Record set:
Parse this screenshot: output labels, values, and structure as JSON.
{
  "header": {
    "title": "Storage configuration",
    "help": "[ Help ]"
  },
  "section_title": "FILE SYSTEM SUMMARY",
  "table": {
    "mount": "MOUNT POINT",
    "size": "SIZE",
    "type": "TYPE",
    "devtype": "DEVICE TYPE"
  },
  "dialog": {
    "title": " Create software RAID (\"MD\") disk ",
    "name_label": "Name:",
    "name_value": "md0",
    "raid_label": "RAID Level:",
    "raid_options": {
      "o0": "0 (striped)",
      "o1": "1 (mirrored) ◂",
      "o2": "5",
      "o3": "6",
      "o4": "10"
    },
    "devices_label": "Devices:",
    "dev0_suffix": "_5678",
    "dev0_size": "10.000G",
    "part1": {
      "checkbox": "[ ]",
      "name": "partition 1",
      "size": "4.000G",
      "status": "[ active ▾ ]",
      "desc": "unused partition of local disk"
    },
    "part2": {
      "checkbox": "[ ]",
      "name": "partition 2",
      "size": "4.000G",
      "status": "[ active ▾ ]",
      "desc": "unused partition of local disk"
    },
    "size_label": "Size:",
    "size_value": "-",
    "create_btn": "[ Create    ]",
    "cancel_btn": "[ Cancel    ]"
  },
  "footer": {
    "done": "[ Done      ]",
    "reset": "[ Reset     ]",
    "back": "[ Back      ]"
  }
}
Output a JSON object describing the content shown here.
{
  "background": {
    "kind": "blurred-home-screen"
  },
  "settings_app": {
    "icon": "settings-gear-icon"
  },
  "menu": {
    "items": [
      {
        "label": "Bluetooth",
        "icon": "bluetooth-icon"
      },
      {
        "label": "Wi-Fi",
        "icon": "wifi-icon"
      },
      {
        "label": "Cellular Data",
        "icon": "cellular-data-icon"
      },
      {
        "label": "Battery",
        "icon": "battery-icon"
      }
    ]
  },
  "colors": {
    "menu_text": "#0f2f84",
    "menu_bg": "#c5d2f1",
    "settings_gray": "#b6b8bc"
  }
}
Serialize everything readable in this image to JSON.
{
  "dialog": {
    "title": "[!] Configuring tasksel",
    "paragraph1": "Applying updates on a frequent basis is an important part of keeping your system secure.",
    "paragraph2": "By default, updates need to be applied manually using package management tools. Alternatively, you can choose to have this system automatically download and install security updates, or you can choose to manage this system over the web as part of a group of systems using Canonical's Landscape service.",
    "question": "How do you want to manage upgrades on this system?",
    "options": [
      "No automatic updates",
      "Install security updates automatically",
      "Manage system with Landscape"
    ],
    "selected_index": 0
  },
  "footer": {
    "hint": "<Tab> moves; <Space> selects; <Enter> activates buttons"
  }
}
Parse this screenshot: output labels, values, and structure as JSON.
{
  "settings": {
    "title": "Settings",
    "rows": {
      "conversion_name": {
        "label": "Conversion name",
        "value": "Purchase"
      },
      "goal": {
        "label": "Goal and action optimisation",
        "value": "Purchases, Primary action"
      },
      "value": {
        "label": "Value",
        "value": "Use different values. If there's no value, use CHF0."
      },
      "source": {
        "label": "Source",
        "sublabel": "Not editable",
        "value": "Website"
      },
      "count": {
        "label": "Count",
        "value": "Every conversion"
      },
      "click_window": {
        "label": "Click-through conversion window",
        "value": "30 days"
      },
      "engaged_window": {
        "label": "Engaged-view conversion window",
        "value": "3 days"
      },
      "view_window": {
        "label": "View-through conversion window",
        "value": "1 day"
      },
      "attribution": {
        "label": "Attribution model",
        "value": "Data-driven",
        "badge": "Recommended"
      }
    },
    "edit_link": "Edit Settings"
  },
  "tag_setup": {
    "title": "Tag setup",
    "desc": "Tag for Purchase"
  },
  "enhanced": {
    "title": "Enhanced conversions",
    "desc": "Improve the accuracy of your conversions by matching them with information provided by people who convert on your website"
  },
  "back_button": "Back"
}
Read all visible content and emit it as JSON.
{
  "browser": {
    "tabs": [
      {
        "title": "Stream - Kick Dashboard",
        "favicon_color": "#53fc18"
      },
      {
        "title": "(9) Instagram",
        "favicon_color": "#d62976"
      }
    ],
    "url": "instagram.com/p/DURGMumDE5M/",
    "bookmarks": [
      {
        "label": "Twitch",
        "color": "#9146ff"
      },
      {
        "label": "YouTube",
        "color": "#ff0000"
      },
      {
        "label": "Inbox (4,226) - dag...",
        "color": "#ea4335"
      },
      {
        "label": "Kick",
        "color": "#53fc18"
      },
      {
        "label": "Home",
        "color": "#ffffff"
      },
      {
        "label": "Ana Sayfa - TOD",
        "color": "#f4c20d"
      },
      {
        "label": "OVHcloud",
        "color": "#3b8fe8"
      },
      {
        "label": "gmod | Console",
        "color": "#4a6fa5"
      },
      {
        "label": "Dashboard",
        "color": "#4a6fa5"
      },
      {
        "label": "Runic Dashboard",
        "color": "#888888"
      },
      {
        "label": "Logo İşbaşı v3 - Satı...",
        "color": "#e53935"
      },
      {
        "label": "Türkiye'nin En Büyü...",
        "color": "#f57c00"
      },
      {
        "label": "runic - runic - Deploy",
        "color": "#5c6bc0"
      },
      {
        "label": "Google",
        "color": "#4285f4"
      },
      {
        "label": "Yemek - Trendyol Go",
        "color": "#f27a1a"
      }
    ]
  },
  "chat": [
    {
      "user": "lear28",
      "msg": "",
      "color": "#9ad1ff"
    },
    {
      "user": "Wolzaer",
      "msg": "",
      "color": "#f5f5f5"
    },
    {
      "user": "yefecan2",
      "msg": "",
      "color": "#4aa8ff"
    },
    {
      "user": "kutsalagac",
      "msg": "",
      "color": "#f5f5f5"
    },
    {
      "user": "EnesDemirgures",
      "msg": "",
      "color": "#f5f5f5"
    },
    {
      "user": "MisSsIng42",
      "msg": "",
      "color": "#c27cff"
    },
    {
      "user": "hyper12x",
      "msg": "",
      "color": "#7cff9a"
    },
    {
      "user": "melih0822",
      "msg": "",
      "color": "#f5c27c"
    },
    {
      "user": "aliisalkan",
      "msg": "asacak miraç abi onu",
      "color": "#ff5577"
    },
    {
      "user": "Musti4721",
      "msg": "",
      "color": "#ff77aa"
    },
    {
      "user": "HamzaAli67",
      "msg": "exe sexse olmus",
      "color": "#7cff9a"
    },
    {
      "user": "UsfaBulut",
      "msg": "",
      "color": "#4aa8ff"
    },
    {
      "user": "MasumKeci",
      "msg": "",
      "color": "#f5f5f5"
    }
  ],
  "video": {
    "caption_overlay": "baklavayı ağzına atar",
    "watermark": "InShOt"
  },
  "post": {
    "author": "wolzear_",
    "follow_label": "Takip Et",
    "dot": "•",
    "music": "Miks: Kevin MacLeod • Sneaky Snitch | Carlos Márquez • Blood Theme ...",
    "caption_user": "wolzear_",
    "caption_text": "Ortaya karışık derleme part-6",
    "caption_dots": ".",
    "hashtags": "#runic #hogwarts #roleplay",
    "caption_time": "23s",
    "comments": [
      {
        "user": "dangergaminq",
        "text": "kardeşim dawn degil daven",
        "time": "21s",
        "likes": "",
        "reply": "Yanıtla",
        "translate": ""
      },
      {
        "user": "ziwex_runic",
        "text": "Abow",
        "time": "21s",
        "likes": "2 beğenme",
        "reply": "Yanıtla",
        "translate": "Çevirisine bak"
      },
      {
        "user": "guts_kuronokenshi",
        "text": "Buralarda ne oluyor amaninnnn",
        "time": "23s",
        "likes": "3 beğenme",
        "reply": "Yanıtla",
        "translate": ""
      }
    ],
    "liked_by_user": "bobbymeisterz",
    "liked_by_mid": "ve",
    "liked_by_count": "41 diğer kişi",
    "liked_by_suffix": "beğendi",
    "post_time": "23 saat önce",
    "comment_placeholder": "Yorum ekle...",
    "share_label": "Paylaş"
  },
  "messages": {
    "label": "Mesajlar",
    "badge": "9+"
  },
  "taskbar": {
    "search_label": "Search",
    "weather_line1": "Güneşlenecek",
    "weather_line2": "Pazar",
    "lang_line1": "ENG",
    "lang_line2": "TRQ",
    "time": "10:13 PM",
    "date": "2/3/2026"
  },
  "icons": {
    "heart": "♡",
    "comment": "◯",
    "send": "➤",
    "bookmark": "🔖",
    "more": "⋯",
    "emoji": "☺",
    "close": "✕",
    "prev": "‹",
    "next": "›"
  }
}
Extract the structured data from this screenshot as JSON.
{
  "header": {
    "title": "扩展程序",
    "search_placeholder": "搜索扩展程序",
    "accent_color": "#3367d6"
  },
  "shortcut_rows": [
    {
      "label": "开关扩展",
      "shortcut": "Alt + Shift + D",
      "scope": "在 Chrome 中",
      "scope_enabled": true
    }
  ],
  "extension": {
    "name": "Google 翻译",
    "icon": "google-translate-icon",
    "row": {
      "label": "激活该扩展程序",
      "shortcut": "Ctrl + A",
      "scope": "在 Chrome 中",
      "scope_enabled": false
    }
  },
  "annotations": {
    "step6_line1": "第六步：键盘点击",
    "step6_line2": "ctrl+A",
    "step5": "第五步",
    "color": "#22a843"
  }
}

Task details:
Determine how many lines of the listing above hold the word "action". Report that number without anything else.

Expected answer:
2